What you will do:
Without the pictures, reproduce the records that follow exactly.

[Collected data entries]
-- BEGIN --
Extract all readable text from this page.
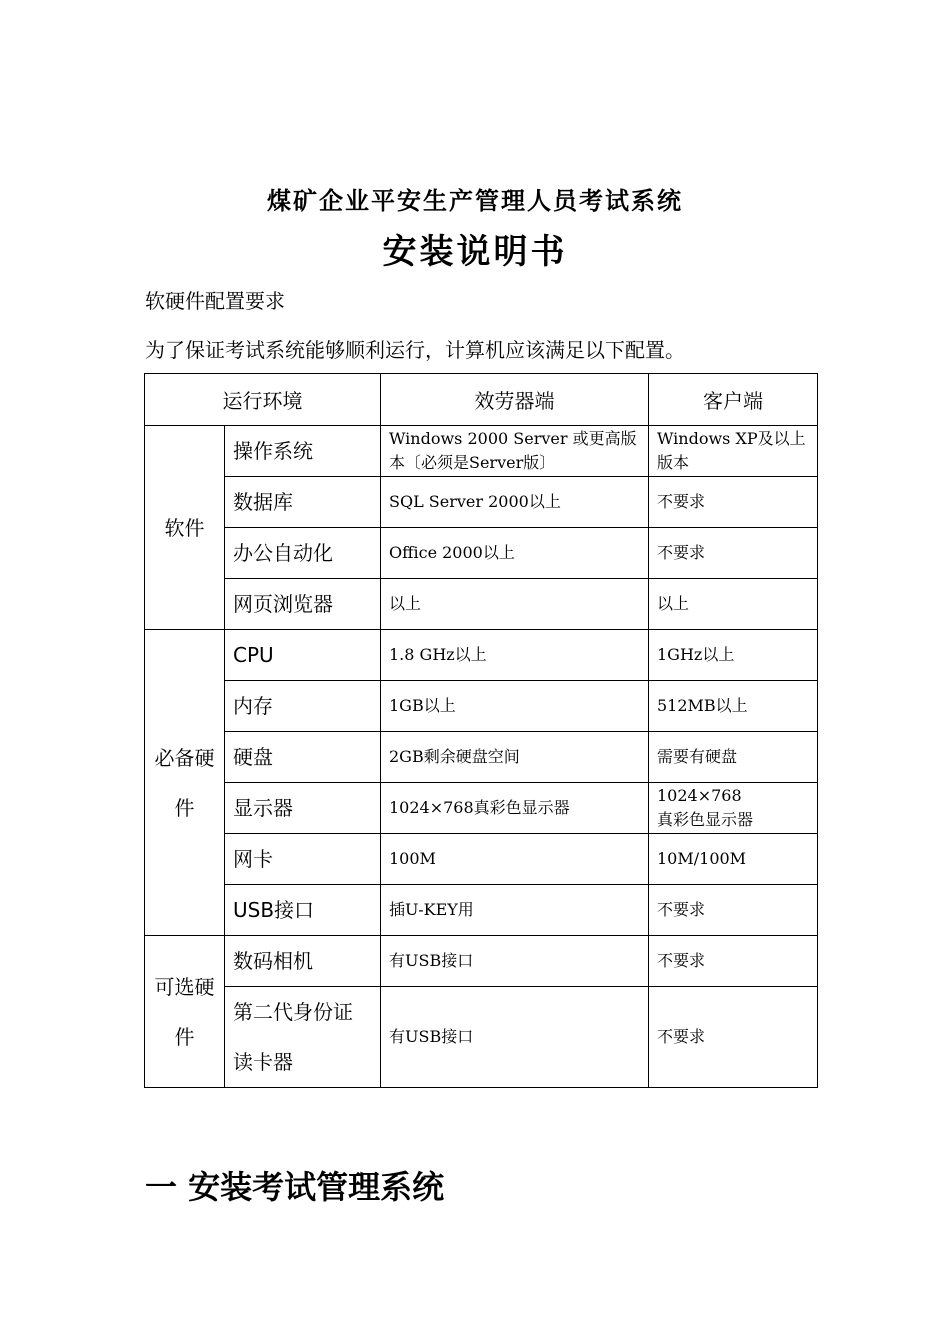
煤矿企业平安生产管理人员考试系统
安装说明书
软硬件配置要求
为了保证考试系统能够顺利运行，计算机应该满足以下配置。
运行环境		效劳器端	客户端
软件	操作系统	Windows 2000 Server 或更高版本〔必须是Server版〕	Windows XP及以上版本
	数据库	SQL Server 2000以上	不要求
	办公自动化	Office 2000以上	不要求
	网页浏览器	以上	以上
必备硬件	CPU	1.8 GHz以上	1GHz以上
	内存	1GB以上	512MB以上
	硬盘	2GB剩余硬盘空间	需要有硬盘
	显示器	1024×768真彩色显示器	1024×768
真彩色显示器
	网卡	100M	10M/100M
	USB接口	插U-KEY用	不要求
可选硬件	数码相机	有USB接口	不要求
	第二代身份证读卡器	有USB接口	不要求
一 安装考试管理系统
-- END --
Written solution:
Extract all readable text from this page.
煤矿企业平安生产管理人员考试系统
安装说明书
软硬件配置要求
为了保证考试系统能够顺利运行，计算机应该满足以下配置。
运行环境		效劳器端	客户端
软件	操作系统	Windows 2000 Server 或更高版本〔必须是Server版〕	Windows XP及以上版本
	数据库	SQL Server 2000以上	不要求
	办公自动化	Office 2000以上	不要求
	网页浏览器	以上	以上
必备硬件	CPU	1.8 GHz以上	1GHz以上
	内存	1GB以上	512MB以上
	硬盘	2GB剩余硬盘空间	需要有硬盘
	显示器	1024×768真彩色显示器	1024×768
真彩色显示器
	网卡	100M	10M/100M
	USB接口	插U-KEY用	不要求
可选硬件	数码相机	有USB接口	不要求
	第二代身份证读卡器	有USB接口	不要求
一 安装考试管理系统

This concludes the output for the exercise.